■ **Problem**
Check each line of the material below for the string "file", then report how many lines have it, and nothing else.

>> BEGIN Exercise material

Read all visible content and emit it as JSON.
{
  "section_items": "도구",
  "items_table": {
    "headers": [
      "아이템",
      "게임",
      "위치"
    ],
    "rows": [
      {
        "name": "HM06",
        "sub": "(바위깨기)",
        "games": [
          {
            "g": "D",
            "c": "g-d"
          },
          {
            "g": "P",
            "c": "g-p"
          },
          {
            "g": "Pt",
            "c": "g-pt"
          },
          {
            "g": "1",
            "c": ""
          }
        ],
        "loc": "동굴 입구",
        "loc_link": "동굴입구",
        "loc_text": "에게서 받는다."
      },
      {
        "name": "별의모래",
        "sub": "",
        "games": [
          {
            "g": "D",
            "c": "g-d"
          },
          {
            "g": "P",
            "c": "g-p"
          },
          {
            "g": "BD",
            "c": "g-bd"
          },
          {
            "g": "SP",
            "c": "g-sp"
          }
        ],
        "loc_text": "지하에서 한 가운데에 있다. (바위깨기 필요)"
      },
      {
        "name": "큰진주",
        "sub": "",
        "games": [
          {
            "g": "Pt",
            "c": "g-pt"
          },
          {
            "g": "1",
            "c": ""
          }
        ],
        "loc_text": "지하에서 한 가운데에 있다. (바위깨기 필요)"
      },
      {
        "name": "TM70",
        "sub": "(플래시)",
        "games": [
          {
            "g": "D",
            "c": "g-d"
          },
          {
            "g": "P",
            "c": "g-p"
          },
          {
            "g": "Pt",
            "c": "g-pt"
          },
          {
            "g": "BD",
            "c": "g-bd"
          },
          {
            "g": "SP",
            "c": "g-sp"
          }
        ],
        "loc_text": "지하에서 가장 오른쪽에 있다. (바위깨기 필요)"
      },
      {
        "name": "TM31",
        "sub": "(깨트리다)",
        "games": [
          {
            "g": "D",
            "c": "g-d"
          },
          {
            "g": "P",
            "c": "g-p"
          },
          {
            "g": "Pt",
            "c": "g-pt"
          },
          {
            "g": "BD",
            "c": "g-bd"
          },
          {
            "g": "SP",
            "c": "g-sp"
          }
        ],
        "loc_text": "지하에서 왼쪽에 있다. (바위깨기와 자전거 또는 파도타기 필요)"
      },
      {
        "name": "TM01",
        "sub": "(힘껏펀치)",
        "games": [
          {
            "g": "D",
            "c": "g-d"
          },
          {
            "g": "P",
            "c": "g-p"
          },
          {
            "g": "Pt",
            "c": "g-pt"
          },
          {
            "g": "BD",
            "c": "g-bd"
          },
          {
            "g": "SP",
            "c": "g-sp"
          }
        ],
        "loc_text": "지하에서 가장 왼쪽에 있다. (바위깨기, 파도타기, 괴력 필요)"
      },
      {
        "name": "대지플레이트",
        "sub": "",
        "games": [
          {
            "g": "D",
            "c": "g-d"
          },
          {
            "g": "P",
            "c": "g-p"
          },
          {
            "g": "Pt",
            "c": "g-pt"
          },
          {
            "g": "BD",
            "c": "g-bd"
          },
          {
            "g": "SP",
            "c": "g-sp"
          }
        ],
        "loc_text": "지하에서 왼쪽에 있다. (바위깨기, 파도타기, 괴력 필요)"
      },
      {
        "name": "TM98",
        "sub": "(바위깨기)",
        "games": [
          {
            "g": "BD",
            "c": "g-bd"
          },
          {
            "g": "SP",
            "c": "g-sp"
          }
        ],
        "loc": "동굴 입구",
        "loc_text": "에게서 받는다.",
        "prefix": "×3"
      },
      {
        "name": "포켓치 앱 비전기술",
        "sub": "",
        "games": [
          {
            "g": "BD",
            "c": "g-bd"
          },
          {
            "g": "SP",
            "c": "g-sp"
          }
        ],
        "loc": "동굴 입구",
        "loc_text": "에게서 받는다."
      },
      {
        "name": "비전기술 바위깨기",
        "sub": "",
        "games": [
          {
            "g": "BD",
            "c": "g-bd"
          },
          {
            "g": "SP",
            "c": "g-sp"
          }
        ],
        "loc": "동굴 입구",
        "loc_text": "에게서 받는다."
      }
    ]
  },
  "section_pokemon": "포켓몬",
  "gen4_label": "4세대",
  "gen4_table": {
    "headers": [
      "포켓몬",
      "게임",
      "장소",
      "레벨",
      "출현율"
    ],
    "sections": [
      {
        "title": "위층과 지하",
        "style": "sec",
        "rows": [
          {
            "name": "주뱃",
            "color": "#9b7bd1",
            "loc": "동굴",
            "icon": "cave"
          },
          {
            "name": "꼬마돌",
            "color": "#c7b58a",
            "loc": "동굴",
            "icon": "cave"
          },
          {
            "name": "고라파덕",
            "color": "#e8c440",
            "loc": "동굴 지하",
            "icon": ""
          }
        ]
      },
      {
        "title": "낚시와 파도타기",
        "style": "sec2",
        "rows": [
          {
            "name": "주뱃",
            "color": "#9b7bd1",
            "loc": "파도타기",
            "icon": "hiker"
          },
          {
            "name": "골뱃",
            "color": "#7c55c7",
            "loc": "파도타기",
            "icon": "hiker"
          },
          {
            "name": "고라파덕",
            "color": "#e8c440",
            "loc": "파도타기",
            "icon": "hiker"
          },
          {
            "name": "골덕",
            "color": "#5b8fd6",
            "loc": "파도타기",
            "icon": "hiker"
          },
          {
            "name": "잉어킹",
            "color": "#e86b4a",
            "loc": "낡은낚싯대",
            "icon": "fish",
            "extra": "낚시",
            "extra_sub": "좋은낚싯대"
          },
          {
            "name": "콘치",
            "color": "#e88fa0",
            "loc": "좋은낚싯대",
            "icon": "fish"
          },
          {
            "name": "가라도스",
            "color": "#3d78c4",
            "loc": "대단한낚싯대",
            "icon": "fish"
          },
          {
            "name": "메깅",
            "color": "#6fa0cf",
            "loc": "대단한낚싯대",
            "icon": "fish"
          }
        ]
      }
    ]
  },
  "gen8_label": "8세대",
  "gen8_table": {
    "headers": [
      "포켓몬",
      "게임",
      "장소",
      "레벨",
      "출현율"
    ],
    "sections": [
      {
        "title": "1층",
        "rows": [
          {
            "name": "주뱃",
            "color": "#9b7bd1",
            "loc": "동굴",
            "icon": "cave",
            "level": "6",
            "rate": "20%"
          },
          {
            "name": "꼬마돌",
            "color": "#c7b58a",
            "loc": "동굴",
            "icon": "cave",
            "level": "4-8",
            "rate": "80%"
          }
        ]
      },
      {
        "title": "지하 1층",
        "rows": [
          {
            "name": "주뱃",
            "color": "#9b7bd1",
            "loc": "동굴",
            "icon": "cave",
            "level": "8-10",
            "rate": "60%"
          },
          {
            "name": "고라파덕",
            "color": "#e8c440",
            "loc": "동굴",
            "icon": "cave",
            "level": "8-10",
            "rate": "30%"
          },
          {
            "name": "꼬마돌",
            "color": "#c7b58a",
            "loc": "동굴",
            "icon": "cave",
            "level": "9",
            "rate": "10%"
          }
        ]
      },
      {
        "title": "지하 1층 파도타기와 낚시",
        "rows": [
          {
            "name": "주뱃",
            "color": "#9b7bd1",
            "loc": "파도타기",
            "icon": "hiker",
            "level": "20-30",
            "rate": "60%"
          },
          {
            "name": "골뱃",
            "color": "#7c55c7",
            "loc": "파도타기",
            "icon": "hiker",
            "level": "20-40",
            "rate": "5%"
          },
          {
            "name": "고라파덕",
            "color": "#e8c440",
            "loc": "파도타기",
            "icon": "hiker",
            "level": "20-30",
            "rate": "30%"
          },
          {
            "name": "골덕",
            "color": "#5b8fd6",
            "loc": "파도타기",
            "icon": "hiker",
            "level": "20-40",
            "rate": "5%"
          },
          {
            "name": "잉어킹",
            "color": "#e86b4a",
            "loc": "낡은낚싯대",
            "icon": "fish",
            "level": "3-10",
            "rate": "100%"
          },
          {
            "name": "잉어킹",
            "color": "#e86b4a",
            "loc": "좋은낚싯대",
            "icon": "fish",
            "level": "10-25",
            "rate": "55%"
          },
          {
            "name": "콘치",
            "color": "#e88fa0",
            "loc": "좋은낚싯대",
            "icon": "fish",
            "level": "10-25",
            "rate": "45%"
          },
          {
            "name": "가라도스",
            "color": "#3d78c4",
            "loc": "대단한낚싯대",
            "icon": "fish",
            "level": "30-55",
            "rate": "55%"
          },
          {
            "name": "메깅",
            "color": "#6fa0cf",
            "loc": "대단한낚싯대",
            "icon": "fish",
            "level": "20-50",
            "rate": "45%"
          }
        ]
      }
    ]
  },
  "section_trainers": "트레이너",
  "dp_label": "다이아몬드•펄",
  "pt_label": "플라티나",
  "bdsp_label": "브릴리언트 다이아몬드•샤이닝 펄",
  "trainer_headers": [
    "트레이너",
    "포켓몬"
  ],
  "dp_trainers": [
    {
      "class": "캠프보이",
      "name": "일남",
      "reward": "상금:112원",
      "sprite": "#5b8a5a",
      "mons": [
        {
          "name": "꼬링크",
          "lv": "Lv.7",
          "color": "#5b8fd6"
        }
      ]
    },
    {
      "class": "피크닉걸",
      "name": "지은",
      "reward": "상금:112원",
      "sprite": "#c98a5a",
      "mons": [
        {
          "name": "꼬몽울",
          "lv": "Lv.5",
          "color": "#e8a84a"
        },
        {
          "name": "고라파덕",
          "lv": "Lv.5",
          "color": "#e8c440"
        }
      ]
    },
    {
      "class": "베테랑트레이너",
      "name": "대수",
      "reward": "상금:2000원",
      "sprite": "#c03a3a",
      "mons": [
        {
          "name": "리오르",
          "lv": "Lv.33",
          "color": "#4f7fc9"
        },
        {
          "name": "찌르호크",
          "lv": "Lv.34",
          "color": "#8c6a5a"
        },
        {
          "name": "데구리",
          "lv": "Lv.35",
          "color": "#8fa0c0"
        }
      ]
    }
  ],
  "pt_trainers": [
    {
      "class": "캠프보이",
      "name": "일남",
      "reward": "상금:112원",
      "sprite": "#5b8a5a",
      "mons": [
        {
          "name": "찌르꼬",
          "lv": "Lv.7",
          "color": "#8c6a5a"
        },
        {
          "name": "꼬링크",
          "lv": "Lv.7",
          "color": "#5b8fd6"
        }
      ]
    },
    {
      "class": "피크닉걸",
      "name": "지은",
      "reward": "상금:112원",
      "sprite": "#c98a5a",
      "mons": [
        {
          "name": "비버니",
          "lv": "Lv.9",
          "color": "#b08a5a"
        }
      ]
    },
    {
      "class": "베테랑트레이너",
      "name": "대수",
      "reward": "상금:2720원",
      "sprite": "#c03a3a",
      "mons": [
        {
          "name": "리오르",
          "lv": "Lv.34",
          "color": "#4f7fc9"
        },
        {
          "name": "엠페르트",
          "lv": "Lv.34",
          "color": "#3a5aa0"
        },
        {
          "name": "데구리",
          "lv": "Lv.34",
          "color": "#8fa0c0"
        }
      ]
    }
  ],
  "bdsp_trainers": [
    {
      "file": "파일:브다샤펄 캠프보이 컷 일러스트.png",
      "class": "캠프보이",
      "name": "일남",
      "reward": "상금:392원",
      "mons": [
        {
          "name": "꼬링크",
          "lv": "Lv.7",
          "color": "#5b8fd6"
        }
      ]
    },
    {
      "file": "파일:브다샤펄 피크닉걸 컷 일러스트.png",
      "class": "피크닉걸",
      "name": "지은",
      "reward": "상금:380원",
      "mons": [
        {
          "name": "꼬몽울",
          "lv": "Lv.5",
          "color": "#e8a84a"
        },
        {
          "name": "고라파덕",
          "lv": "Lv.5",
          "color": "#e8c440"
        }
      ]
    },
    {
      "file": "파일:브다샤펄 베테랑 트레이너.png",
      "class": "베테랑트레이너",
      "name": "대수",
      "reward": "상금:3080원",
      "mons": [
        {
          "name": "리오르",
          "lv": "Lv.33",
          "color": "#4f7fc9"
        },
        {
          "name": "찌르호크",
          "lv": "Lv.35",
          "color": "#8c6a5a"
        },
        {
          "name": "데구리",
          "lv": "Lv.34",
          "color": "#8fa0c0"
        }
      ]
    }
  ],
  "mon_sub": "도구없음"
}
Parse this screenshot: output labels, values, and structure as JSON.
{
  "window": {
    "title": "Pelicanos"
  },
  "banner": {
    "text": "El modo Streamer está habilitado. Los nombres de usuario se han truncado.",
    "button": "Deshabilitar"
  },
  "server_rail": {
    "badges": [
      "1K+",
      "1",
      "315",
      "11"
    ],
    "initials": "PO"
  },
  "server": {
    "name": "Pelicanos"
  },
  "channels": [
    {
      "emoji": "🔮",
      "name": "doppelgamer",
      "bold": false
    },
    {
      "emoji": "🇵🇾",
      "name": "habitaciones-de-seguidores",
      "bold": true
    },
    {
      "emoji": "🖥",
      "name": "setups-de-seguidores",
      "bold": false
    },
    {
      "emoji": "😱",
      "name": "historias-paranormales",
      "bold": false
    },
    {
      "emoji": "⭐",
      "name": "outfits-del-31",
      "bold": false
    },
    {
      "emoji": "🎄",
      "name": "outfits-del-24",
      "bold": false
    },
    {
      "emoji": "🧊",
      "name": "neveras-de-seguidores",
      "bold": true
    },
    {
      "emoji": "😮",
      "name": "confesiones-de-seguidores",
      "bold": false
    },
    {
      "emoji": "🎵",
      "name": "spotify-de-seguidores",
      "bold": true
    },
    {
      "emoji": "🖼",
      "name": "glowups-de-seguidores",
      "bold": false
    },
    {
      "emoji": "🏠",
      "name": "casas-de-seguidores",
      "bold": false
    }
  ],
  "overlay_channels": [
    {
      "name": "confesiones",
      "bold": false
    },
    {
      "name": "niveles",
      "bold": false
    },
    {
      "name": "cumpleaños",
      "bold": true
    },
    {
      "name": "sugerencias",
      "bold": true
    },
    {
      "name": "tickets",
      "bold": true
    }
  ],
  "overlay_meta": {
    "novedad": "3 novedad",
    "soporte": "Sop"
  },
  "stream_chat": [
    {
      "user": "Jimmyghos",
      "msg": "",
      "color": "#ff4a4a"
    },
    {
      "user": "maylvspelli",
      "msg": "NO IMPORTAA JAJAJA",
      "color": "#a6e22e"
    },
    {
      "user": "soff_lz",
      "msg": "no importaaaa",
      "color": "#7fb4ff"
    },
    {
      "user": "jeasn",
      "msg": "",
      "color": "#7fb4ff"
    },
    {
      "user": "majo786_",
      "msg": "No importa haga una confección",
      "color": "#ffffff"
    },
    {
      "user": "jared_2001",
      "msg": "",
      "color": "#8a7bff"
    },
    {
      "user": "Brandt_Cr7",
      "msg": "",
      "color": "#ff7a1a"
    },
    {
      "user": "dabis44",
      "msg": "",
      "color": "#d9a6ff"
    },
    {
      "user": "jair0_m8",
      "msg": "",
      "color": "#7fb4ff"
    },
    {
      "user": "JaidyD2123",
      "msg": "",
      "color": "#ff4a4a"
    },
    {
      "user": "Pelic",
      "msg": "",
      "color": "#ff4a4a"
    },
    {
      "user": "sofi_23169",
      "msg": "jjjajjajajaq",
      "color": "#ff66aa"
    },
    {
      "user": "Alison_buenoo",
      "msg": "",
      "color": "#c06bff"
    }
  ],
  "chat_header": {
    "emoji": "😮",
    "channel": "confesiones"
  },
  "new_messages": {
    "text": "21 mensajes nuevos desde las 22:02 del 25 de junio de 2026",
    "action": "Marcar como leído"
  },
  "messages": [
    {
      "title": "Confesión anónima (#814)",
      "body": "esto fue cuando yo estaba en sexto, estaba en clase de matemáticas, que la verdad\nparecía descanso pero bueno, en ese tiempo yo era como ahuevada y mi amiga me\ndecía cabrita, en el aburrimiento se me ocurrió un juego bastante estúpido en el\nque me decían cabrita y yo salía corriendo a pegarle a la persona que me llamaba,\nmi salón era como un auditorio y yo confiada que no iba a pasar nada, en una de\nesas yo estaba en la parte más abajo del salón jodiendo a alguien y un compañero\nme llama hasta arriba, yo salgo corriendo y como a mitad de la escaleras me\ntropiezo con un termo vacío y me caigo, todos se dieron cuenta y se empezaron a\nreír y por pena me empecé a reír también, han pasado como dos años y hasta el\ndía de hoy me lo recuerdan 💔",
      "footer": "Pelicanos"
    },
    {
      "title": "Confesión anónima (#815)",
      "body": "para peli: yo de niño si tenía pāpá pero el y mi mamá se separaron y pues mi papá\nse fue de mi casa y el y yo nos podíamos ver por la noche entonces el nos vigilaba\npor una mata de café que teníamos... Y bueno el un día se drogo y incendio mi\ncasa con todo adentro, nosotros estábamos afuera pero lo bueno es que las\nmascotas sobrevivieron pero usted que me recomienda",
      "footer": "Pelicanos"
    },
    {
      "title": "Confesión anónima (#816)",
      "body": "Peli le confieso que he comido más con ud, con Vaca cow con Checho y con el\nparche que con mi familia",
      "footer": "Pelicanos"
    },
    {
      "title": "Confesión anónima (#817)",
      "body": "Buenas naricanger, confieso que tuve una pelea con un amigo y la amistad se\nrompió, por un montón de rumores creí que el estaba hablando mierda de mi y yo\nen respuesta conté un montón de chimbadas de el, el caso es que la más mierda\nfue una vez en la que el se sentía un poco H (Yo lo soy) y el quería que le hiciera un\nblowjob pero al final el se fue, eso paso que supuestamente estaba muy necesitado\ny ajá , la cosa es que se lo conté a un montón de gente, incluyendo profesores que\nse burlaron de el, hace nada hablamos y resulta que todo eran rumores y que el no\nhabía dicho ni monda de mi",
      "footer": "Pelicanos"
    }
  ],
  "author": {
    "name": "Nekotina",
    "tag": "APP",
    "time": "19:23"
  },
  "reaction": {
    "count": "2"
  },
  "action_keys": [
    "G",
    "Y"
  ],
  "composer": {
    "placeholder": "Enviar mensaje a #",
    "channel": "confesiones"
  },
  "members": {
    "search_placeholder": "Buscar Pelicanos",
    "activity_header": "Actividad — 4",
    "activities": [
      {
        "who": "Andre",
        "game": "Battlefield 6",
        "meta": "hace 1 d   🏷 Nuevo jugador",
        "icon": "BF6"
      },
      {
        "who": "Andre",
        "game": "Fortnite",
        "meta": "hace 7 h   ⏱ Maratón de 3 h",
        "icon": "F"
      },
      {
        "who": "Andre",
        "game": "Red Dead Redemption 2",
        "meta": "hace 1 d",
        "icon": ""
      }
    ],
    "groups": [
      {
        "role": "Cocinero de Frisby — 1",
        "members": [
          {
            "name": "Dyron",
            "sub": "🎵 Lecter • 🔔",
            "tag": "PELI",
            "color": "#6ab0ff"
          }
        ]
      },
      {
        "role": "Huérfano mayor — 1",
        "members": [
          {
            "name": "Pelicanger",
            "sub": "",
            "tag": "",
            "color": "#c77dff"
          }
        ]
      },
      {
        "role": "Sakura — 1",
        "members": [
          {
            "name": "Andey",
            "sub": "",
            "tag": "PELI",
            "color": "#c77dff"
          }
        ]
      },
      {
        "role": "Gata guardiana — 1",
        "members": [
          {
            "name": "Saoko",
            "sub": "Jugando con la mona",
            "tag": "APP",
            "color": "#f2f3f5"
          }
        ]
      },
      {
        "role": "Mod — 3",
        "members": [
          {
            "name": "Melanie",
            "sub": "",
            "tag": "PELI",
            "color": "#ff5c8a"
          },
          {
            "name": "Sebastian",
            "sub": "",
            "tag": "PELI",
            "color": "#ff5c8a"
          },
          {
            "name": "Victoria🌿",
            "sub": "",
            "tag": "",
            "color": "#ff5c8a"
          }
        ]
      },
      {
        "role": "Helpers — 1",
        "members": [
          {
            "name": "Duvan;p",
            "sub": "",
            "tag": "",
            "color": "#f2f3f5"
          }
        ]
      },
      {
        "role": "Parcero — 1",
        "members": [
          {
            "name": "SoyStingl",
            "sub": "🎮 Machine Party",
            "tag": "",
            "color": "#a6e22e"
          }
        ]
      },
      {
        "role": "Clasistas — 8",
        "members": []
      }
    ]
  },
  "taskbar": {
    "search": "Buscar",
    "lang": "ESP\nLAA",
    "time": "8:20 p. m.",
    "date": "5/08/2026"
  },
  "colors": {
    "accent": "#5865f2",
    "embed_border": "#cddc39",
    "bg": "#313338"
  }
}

>> END Exercise material

■ **Solution to the exercise**
3